_What is required_: Check each line of the listing below for the string "JSON", and give only how many lines hold it.

_Data listing_:
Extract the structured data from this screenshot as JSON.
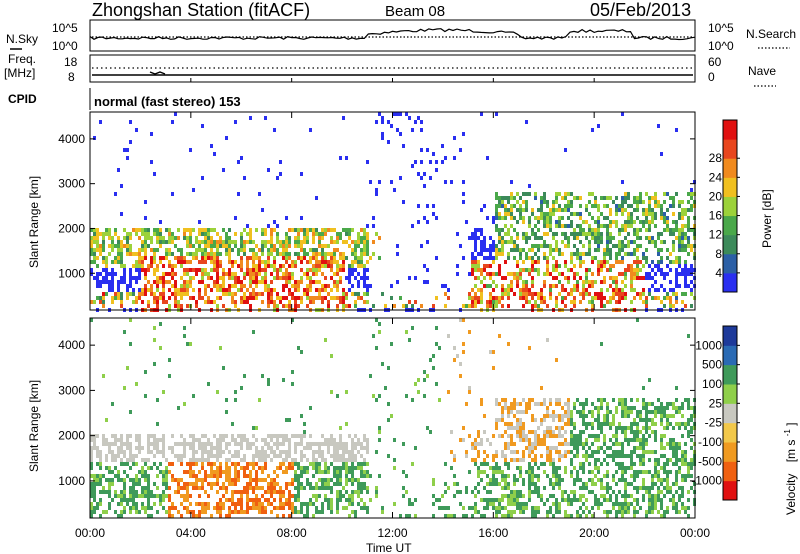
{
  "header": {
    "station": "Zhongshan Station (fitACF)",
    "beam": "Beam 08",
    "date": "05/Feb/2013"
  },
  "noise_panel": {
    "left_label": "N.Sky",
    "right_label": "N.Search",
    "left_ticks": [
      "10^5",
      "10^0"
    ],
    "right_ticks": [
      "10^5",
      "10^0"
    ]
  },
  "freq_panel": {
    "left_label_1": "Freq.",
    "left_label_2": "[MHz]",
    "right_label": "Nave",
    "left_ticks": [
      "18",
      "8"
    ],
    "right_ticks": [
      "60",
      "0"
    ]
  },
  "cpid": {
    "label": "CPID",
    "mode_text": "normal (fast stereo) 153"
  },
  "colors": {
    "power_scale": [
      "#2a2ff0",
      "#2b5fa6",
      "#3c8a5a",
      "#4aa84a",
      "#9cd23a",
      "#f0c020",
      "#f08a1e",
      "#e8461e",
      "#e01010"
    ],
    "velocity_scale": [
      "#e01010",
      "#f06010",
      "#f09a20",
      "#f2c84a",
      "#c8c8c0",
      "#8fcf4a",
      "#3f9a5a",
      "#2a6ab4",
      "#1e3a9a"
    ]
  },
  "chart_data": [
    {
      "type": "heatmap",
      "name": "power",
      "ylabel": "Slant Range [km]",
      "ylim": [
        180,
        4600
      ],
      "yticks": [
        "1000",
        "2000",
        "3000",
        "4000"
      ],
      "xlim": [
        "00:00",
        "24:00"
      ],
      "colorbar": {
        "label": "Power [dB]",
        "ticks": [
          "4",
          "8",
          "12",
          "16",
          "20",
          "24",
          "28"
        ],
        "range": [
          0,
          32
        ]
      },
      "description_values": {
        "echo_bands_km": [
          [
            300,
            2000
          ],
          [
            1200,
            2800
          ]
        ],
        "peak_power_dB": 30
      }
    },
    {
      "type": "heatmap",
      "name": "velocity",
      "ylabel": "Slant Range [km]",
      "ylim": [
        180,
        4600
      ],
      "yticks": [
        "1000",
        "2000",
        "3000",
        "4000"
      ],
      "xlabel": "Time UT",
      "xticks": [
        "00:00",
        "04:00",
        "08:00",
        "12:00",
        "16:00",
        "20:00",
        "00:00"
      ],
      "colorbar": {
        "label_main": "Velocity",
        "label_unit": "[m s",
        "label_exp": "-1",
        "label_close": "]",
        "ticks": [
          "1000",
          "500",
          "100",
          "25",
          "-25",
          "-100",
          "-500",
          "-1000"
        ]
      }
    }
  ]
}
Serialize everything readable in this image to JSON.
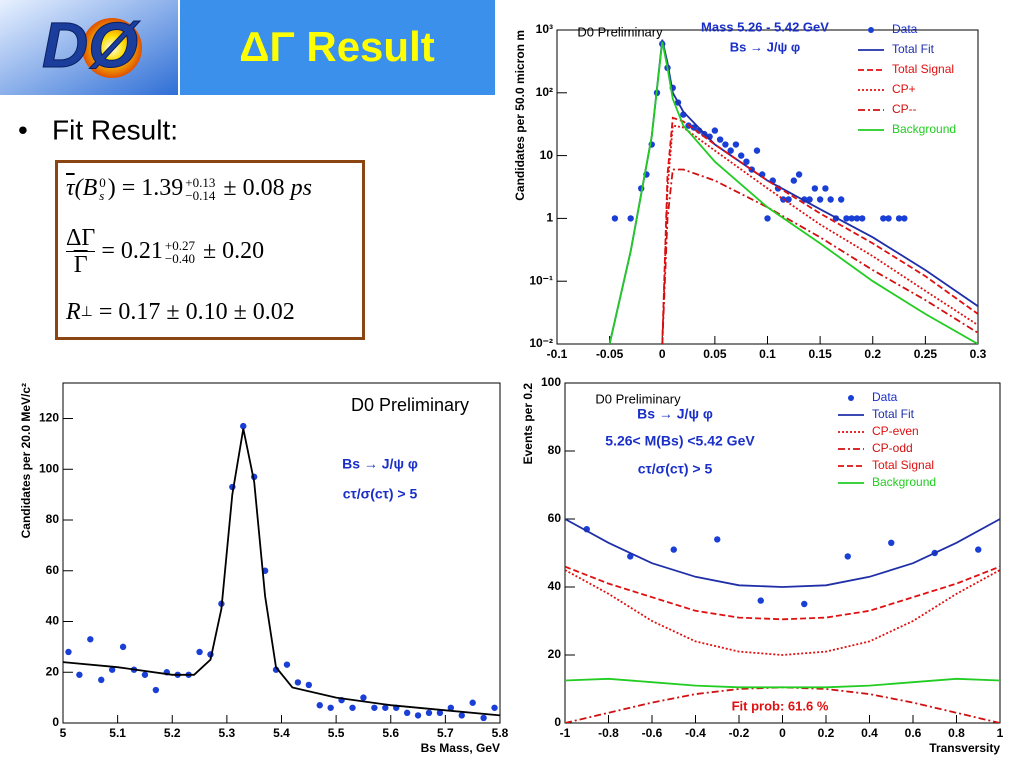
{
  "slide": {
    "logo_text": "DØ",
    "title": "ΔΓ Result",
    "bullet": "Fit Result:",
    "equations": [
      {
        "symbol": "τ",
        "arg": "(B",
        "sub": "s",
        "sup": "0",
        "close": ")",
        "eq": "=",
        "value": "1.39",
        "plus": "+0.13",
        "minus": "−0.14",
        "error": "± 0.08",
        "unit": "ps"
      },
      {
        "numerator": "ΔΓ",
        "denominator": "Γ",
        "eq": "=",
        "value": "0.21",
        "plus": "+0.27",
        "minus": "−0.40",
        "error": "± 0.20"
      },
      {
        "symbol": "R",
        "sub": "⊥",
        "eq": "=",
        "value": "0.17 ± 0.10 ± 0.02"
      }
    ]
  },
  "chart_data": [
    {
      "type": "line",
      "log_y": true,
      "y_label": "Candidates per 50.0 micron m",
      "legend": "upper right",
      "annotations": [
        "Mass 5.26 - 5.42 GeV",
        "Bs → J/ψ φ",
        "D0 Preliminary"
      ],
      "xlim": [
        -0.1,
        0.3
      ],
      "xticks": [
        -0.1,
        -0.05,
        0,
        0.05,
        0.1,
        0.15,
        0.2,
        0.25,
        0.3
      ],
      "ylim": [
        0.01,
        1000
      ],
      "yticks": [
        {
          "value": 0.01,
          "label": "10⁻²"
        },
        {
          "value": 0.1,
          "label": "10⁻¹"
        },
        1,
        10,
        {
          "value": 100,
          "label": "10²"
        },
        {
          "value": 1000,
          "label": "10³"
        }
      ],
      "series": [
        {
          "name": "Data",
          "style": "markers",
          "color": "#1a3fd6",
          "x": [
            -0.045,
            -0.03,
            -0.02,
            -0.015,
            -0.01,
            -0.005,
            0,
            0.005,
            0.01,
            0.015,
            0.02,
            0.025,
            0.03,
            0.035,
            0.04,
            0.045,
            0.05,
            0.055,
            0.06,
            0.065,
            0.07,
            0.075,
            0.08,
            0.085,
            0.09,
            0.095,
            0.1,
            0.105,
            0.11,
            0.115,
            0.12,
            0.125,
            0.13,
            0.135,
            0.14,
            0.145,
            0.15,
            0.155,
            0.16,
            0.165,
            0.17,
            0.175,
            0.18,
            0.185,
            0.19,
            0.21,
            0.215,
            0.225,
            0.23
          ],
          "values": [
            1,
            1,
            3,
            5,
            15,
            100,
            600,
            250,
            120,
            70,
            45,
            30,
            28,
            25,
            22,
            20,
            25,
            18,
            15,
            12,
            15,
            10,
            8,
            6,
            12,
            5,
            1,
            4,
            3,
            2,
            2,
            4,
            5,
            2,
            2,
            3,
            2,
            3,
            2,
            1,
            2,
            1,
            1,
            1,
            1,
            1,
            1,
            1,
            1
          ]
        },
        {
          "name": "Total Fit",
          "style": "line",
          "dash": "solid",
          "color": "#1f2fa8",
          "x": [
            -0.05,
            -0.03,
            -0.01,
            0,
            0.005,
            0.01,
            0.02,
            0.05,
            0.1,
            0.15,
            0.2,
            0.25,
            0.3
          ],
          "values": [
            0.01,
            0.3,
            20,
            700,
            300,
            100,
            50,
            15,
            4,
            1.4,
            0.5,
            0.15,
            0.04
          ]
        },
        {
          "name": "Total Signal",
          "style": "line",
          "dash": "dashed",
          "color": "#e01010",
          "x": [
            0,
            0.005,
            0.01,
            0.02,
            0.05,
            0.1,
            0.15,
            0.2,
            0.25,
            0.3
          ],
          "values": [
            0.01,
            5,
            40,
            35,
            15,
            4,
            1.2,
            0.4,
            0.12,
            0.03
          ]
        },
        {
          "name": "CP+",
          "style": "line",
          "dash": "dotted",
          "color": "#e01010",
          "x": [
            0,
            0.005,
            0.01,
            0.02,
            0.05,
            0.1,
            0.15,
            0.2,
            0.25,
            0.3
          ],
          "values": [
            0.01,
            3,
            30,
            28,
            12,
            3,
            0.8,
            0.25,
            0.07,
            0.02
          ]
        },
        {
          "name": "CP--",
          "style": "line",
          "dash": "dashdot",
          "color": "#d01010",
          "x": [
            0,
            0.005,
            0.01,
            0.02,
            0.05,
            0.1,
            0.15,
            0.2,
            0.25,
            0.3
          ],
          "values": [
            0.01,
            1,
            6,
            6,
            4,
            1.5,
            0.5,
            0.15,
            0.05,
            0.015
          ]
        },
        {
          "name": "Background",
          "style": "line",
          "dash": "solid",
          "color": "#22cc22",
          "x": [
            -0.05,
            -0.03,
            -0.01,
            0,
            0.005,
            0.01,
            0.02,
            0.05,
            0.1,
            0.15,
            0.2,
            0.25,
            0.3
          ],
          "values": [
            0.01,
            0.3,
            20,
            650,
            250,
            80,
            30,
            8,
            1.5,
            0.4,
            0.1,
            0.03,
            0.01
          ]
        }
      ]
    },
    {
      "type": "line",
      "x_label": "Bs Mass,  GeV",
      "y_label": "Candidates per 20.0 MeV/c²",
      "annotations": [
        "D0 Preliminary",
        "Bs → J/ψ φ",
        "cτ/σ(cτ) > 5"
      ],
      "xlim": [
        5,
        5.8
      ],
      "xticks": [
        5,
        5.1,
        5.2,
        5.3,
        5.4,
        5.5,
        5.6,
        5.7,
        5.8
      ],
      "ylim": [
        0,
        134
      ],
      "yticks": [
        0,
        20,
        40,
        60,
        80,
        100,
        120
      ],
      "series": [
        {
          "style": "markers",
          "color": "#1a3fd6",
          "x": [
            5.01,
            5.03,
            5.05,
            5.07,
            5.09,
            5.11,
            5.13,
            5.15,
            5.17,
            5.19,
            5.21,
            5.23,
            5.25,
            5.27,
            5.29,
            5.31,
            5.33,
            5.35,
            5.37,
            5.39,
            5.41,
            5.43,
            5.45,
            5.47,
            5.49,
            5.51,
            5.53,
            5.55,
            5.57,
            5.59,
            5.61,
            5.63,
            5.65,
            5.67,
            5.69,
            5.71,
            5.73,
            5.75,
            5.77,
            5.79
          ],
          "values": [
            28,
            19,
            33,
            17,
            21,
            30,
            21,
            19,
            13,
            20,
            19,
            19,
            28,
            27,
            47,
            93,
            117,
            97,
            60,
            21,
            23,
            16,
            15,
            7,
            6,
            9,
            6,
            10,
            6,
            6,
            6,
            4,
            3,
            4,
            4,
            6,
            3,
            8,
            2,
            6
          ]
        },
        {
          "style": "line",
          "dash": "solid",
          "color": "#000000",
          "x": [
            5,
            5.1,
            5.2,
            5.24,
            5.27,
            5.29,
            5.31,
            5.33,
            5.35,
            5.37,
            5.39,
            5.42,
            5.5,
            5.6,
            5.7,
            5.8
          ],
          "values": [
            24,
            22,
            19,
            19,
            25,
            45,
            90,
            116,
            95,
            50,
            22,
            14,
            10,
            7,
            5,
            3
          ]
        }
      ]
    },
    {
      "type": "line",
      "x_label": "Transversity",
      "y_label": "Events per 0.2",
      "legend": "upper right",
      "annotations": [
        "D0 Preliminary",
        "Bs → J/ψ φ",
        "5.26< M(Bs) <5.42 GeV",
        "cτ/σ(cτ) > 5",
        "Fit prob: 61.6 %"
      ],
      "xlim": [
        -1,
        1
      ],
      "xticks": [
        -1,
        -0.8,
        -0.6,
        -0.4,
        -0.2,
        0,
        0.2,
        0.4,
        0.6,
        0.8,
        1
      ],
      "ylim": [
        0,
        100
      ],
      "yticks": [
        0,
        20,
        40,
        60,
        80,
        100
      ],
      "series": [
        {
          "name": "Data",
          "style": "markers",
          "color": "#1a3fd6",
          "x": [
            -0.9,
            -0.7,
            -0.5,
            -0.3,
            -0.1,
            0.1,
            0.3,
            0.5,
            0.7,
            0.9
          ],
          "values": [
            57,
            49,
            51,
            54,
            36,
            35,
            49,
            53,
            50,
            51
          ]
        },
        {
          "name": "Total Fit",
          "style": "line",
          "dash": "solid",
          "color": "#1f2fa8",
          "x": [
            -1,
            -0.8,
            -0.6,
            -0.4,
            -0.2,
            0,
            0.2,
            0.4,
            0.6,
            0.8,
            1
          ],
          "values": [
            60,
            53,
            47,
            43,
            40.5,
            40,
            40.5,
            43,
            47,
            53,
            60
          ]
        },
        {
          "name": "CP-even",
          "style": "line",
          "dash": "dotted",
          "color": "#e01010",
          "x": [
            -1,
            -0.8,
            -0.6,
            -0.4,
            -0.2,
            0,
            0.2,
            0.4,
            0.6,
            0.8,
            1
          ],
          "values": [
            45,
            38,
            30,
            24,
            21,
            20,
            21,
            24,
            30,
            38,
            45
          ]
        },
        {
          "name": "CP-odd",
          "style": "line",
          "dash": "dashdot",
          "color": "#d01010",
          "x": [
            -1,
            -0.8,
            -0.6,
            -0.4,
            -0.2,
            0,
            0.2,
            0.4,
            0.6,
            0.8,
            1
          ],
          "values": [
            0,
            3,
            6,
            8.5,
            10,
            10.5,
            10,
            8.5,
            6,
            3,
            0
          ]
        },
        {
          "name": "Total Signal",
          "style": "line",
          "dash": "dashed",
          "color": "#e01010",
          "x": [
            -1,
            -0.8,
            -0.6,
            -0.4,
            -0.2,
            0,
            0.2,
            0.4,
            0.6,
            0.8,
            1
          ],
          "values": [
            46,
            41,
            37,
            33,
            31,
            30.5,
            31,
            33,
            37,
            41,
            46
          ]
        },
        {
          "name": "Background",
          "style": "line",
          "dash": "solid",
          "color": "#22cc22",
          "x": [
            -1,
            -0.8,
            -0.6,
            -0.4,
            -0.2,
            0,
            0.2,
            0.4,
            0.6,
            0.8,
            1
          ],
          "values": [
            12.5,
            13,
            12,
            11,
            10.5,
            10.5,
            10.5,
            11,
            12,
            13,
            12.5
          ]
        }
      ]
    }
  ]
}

_Correct answer_: 2